DO THIS:
Carry none of the pictures over; write out the complete data exactly.

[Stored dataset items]
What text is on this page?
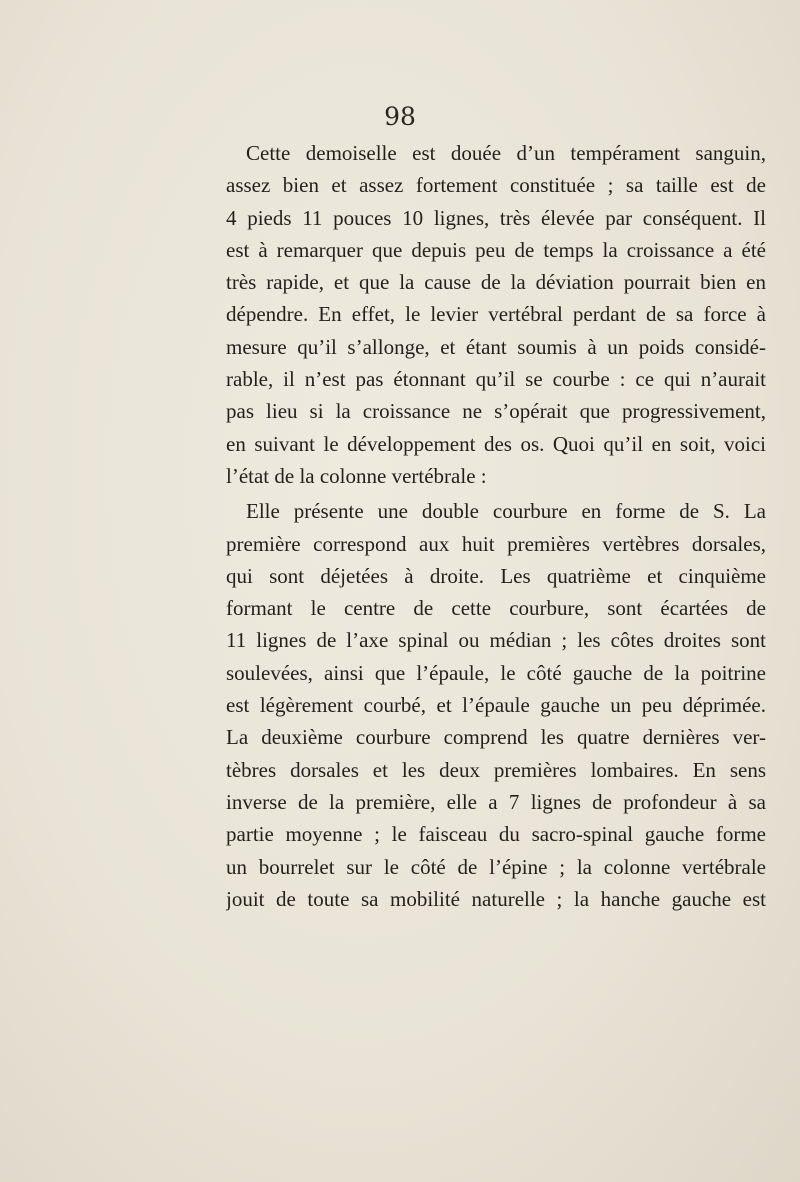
98
Cette demoiselle est douée d’un tempérament sanguin,
assez bien et assez fortement constituée ; sa taille est de
4 pieds 11 pouces 10 lignes, très élevée par conséquent. Il
est à remarquer que depuis peu de temps la croissance a été
très rapide, et que la cause de la déviation pourrait bien en
dépendre. En effet, le levier vertébral perdant de sa force à
mesure qu’il s’allonge, et étant soumis à un poids considé-
rable, il n’est pas étonnant qu’il se courbe : ce qui n’aurait
pas lieu si la croissance ne s’opérait que progressivement,
en suivant le développement des os. Quoi qu’il en soit, voici
l’état de la colonne vertébrale :
Elle présente une double courbure en forme de S. La
première correspond aux huit premières vertèbres dorsales,
qui sont déjetées à droite. Les quatrième et cinquième
formant le centre de cette courbure, sont écartées de
11 lignes de l’axe spinal ou médian ; les côtes droites sont
soulevées, ainsi que l’épaule, le côté gauche de la poitrine
est légèrement courbé, et l’épaule gauche un peu déprimée.
La deuxième courbure comprend les quatre dernières ver-
tèbres dorsales et les deux premières lombaires. En sens
inverse de la première, elle a 7 lignes de profondeur à sa
partie moyenne ; le faisceau du sacro-spinal gauche forme
un bourrelet sur le côté de l’épine ; la colonne vertébrale
jouit de toute sa mobilité naturelle ; la hanche gauche est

EXPECTED OUTPUT:
What text is on this page?
98
Cette demoiselle est douée d’un tempérament sanguin,
assez bien et assez fortement constituée ; sa taille est de
4 pieds 11 pouces 10 lignes, très élevée par conséquent. Il
est à remarquer que depuis peu de temps la croissance a été
très rapide, et que la cause de la déviation pourrait bien en
dépendre. En effet, le levier vertébral perdant de sa force à
mesure qu’il s’allonge, et étant soumis à un poids considé-
rable, il n’est pas étonnant qu’il se courbe : ce qui n’aurait
pas lieu si la croissance ne s’opérait que progressivement,
en suivant le développement des os. Quoi qu’il en soit, voici
l’état de la colonne vertébrale :
Elle présente une double courbure en forme de S. La
première correspond aux huit premières vertèbres dorsales,
qui sont déjetées à droite. Les quatrième et cinquième
formant le centre de cette courbure, sont écartées de
11 lignes de l’axe spinal ou médian ; les côtes droites sont
soulevées, ainsi que l’épaule, le côté gauche de la poitrine
est légèrement courbé, et l’épaule gauche un peu déprimée.
La deuxième courbure comprend les quatre dernières ver-
tèbres dorsales et les deux premières lombaires. En sens
inverse de la première, elle a 7 lignes de profondeur à sa
partie moyenne ; le faisceau du sacro-spinal gauche forme
un bourrelet sur le côté de l’épine ; la colonne vertébrale
jouit de toute sa mobilité naturelle ; la hanche gauche est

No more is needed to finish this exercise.